What is being asked
Reproduce verbatim the stretch of the listing from its start through the line containing "panel-menu-icon[interactable]: ≡ [1505, 75, 1512, 89]", including that line.

Rows
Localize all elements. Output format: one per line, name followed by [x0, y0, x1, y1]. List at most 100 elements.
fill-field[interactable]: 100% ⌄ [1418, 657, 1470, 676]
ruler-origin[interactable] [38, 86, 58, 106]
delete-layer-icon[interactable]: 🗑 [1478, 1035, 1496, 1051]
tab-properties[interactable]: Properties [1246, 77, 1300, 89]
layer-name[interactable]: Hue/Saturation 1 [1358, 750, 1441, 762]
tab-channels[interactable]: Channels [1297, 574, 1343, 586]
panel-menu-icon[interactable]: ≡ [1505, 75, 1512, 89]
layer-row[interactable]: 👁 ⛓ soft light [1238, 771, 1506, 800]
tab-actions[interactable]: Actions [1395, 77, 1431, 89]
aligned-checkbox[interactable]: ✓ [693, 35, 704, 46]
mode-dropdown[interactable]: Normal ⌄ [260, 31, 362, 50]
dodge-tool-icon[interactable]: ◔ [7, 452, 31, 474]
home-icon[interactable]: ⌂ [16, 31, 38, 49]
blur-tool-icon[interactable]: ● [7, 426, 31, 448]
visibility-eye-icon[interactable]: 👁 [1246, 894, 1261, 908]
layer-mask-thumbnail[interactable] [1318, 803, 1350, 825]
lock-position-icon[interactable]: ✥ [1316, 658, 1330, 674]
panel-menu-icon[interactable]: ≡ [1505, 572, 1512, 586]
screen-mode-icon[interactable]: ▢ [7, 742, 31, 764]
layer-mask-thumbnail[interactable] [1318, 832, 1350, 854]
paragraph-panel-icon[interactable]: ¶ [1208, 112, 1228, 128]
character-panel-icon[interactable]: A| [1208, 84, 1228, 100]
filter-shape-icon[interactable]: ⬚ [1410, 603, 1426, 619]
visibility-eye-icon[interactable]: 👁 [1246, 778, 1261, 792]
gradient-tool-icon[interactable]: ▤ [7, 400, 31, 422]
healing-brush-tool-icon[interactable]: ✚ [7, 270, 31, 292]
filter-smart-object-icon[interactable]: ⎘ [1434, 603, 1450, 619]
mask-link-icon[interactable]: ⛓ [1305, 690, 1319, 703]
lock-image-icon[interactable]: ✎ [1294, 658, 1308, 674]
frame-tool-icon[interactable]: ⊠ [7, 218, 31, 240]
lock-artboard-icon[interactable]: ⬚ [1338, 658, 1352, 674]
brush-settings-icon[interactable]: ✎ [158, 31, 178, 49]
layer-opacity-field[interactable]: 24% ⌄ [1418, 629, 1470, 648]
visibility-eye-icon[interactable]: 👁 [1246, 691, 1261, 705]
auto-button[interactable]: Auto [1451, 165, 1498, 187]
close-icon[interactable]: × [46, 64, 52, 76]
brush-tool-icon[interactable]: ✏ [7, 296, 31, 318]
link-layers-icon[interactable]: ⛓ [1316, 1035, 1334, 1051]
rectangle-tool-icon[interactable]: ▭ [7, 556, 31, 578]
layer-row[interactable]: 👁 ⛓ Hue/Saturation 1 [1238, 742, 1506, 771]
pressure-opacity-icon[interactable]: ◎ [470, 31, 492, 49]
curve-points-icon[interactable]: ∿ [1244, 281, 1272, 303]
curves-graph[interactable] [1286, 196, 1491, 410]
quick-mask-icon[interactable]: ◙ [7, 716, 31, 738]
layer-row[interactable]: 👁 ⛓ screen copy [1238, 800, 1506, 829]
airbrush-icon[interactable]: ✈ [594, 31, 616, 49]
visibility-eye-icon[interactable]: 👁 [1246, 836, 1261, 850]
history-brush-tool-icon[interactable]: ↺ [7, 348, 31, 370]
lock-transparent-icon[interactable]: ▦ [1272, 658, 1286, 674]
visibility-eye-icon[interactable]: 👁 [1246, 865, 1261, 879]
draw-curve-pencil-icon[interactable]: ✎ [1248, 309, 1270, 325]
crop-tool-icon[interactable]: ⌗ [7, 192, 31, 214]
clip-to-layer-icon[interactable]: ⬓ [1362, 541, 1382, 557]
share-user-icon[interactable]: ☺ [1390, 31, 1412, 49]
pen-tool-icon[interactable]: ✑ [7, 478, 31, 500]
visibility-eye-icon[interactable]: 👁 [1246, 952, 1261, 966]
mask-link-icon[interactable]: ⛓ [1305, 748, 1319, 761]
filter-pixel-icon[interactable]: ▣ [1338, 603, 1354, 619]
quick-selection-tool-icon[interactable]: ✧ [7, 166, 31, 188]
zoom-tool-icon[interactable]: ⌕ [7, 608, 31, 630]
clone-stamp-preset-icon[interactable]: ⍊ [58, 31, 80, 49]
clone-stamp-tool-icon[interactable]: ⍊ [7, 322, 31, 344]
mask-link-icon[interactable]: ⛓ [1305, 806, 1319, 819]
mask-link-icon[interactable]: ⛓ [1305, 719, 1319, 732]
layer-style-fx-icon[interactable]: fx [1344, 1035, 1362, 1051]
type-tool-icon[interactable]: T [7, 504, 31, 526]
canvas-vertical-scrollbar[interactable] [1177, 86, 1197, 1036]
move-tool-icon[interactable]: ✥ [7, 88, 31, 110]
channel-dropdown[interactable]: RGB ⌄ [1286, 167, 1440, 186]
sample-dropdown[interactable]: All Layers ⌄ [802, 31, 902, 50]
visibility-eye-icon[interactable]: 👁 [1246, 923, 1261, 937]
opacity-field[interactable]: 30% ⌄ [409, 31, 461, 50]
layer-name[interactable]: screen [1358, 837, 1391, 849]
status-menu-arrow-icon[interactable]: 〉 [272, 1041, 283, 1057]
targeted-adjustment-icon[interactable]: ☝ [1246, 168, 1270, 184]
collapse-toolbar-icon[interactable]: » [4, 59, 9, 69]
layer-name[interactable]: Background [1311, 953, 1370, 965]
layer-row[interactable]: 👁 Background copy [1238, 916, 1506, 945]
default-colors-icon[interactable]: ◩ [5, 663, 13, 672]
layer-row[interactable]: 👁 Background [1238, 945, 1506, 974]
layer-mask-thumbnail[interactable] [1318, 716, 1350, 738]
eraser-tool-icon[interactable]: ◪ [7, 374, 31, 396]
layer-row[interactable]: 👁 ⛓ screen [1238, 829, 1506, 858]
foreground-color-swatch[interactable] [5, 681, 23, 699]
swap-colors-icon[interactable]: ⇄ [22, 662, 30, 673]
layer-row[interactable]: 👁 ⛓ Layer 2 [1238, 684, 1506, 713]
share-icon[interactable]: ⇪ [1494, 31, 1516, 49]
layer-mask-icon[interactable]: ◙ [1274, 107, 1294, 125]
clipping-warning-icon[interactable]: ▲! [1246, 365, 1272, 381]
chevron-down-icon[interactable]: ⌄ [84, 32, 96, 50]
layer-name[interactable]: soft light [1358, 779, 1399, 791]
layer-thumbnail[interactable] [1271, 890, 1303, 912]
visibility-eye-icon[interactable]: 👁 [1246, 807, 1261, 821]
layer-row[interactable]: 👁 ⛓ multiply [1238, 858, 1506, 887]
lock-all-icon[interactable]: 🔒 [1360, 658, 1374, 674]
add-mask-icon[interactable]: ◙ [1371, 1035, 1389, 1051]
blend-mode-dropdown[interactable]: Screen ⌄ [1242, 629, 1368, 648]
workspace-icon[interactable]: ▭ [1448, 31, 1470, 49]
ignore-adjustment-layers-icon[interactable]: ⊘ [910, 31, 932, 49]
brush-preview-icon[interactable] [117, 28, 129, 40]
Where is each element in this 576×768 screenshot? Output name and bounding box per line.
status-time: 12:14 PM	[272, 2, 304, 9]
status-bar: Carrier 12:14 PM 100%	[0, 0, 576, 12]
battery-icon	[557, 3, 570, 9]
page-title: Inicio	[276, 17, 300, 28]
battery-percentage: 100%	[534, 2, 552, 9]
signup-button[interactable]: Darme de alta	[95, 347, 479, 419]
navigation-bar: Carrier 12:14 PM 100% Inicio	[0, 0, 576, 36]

Answer to the task
Localize all elements. Output format: one per line, name followed by [x0, y0, x1, y1]. List at most 100 elements.
fill-field[interactable]: 100% ⌄ [1418, 657, 1470, 676]
ruler-origin[interactable] [38, 86, 58, 106]
delete-layer-icon[interactable]: 🗑 [1478, 1035, 1496, 1051]
tab-properties[interactable]: Properties [1246, 77, 1300, 89]
layer-name[interactable]: Hue/Saturation 1 [1358, 750, 1441, 762]
tab-channels[interactable]: Channels [1297, 574, 1343, 586]
panel-menu-icon[interactable]: ≡ [1505, 75, 1512, 89]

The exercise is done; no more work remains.